What to work on: Locate "OCR this image." in the listing. Transcribe the line that contains it and every line that follows, through the last, omitting all pictures.

Data supplied:
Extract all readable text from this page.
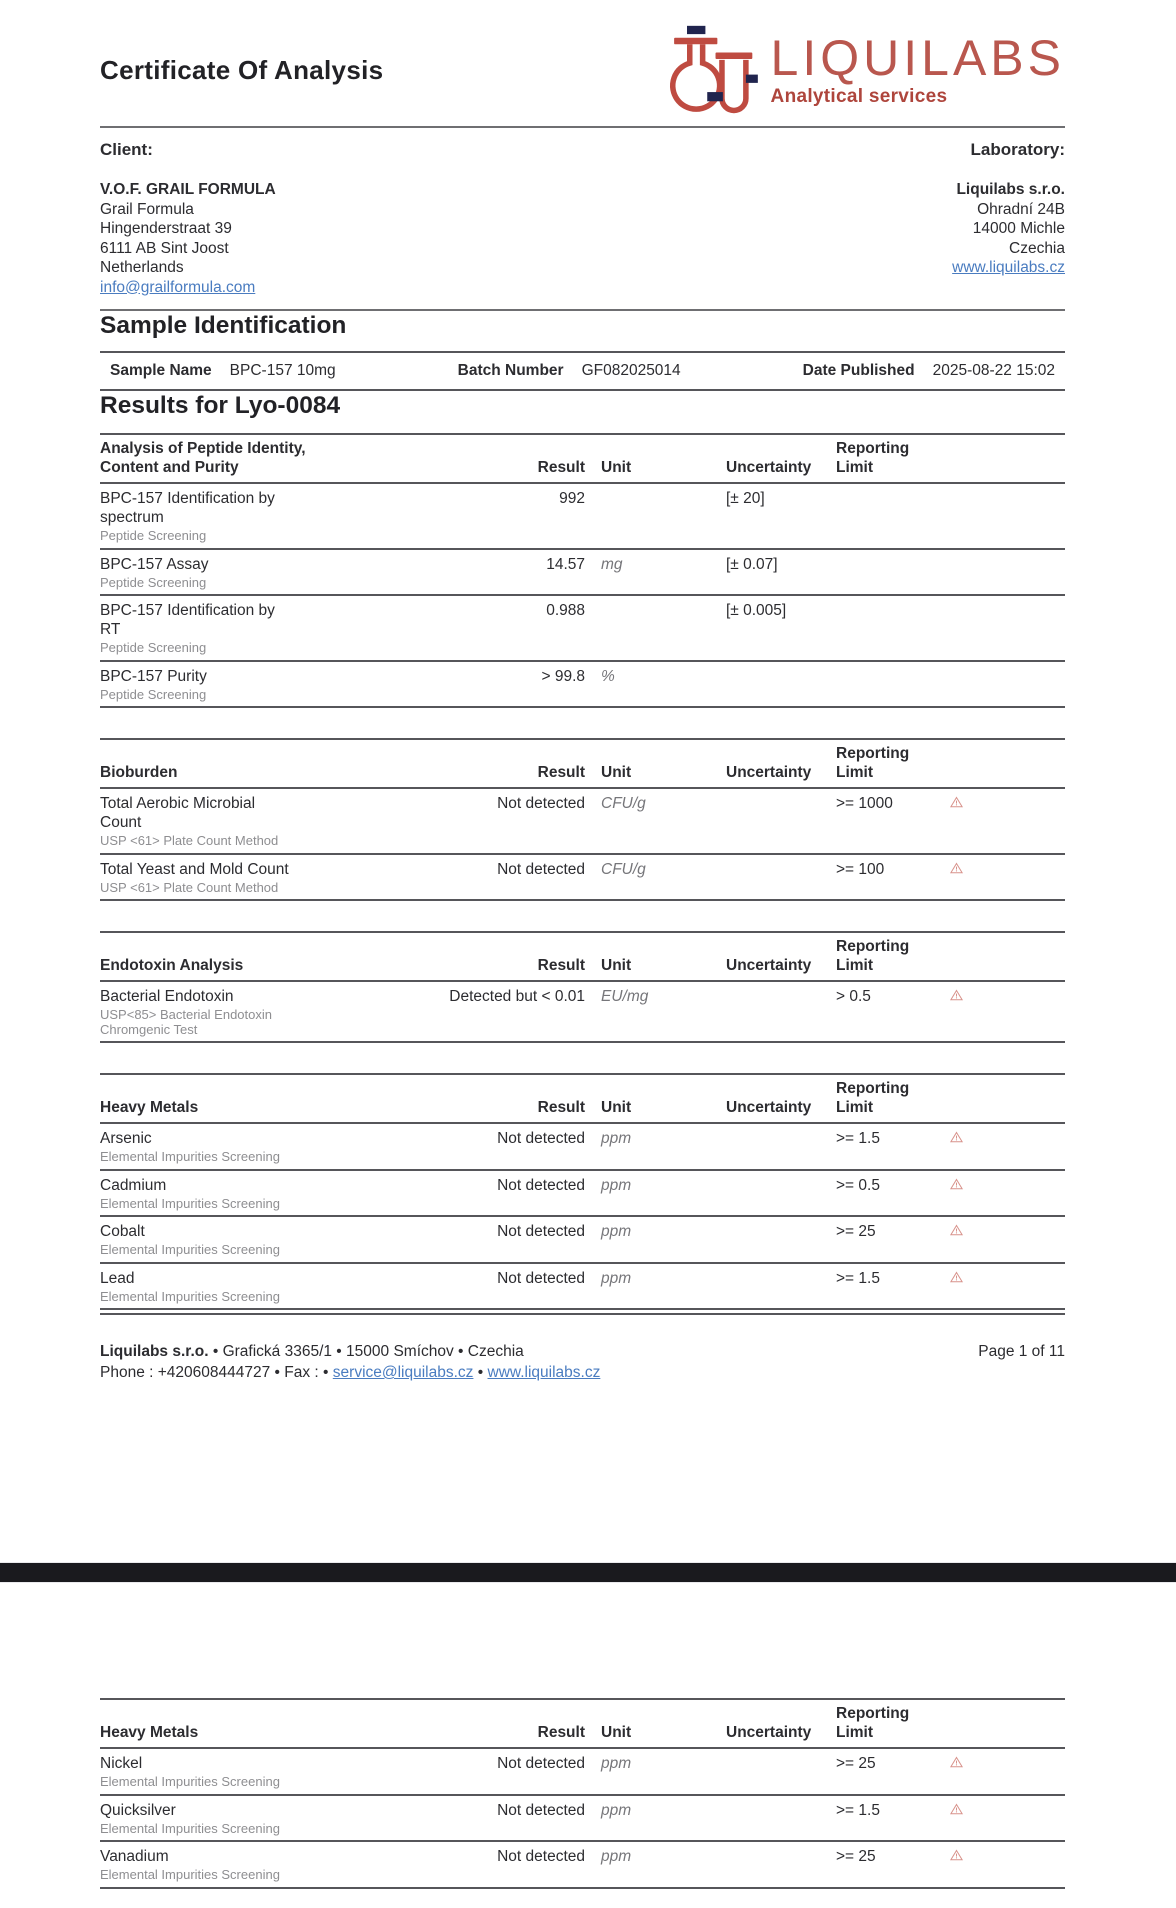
Certificate Of Analysis	LIQUILABS
Analytical services
Client:
V.O.F. GRAIL FORMULA
Grail Formula
Hingenderstraat 39
6111 AB Sint Joost
Netherlands
info@grailformula.com
Laboratory:
Liquilabs s.r.o.
Ohradní 24B
14000 Michle
Czechia
www.liquilabs.cz
Sample Identification
Sample Name BPC-157 10mg	Batch Number GF082025014	Date Published 2025-08-22 15:02
Results for Lyo-0084
Analysis of Peptide Identity,
Content and Purity	Result	Unit	Uncertainty	Reporting
Limit	

BPC-157 Identification by
spectrum
Peptide Screening	992		[± 20]		

BPC-157 Assay
Peptide Screening	14.57	mg	[± 0.07]		

BPC-157 Identification by
RT
Peptide Screening	0.988		[± 0.005]		

BPC-157 Purity
Peptide Screening	> 99.8	%			
Bioburden	Result	Unit	Uncertainty	Reporting
Limit	

Total Aerobic Microbial
Count
USP <61> Plate Count Method	Not detected	CFU/g		>= 1000	

Total Yeast and Mold Count
USP <61> Plate Count Method	Not detected	CFU/g		>= 100	
Endotoxin Analysis	Result	Unit	Uncertainty	Reporting
Limit	

Bacterial Endotoxin
USP<85> Bacterial Endotoxin
Chromgenic Test	Detected but < 0.01	EU/mg		> 0.5	
Heavy Metals	Result	Unit	Uncertainty	Reporting
Limit	

Arsenic
Elemental Impurities Screening	Not detected	ppm		>= 1.5	

Cadmium
Elemental Impurities Screening	Not detected	ppm		>= 0.5	

Cobalt
Elemental Impurities Screening	Not detected	ppm		>= 25	

Lead
Elemental Impurities Screening	Not detected	ppm		>= 1.5	
Liquilabs s.r.o. • Grafická 3365/1 • 15000 Smíchov • Czechia	Page 1 of 11
Phone : +420608444727 • Fax : • service@liquilabs.cz • www.liquilabs.cz
Heavy Metals	Result	Unit	Uncertainty	Reporting
Limit	

Nickel
Elemental Impurities Screening	Not detected	ppm		>= 25	

Quicksilver
Elemental Impurities Screening	Not detected	ppm		>= 1.5	

Vanadium
Elemental Impurities Screening	Not detected	ppm		>= 25	
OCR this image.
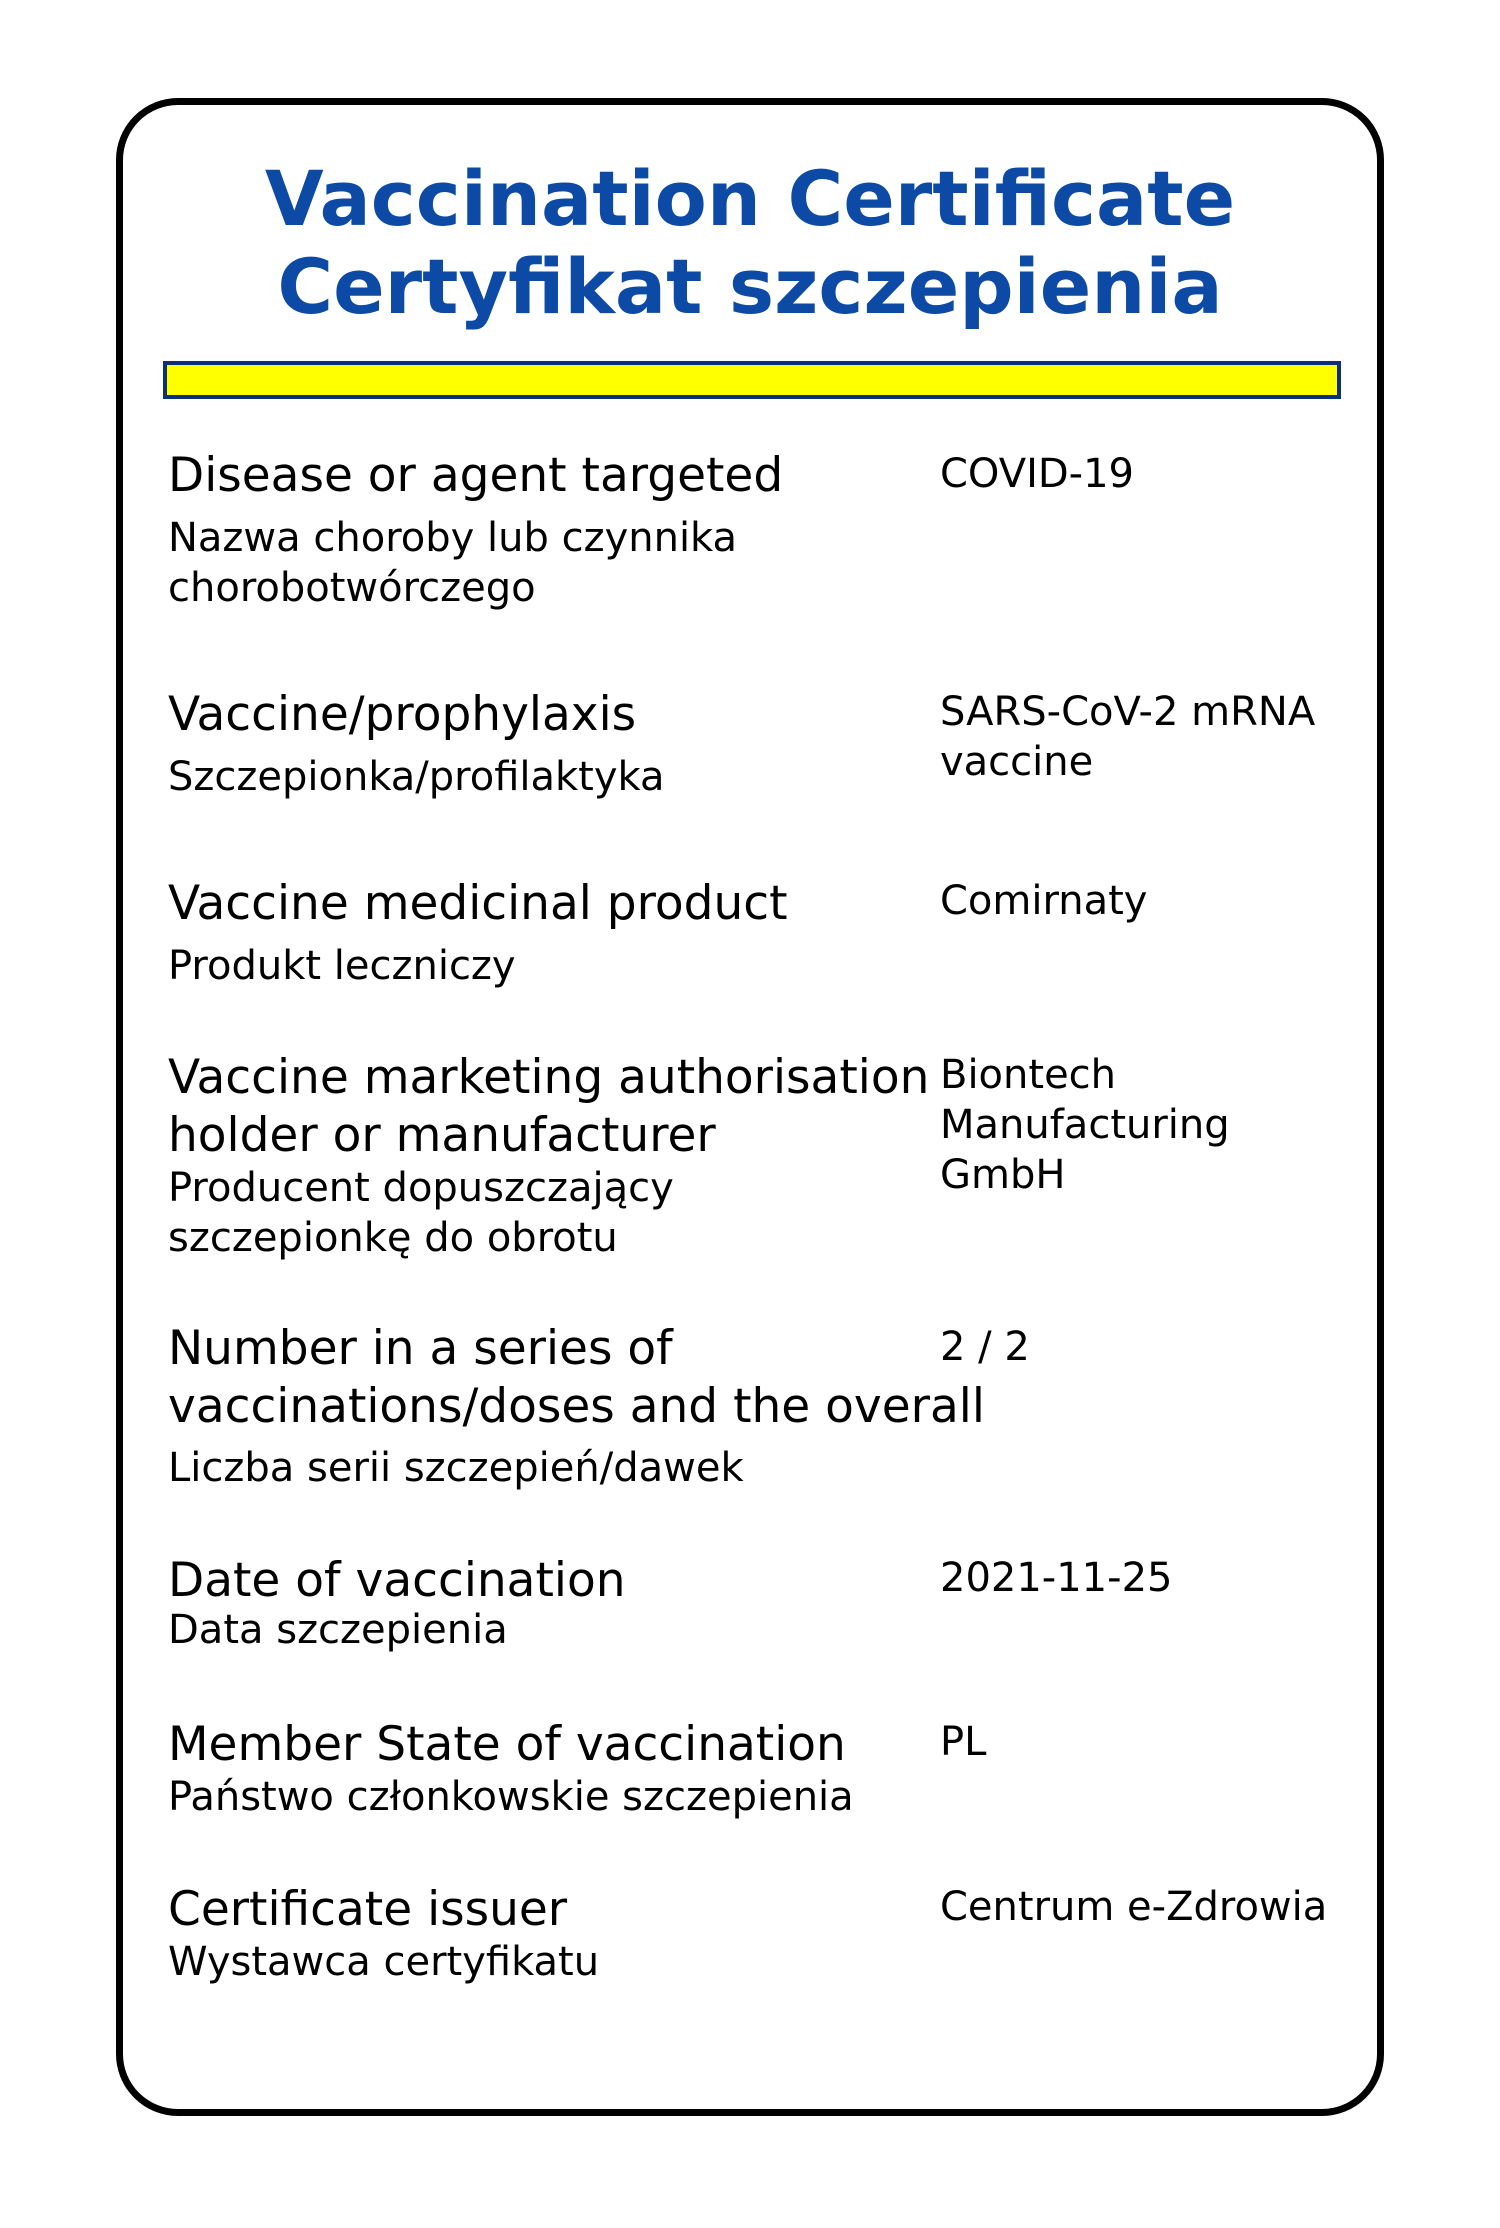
Vaccination Certificate
Certyfikat szczepienia
Disease or agent targeted
Nazwa choroby lub czynnika chorobotwórczego
COVID-19
Vaccine/prophylaxis
Szczepionka/profilaktyka
SARS-CoV-2 mRNA vaccine
Vaccine medicinal product
Produkt leczniczy
Comirnaty
Vaccine marketing authorisation
holder or manufacturer
Producent dopuszczający szczepionkę do obrotu
Biontech Manufacturing GmbH
Number in a series of
vaccinations/doses and the overall
Liczba serii szczepień/dawek
2 / 2
Date of vaccination
Data szczepienia
2021-11-25
Member State of vaccination
Państwo członkowskie szczepienia
PL
Certificate issuer
Wystawca certyfikatu
Centrum e-Zdrowia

Output:
OCR this image.
Vaccination Certificate
Certyfikat szczepienia
Disease or agent targeted
Nazwa choroby lub czynnika chorobotwórczego
COVID-19
Vaccine/prophylaxis
Szczepionka/profilaktyka
SARS-CoV-2 mRNA vaccine
Vaccine medicinal product
Produkt leczniczy
Comirnaty
Vaccine marketing authorisation
holder or manufacturer
Producent dopuszczający szczepionkę do obrotu
Biontech Manufacturing GmbH
Number in a series of
vaccinations/doses and the overall
Liczba serii szczepień/dawek
2 / 2
Date of vaccination
Data szczepienia
2021-11-25
Member State of vaccination
Państwo członkowskie szczepienia
PL
Certificate issuer
Wystawca certyfikatu
Centrum e-Zdrowia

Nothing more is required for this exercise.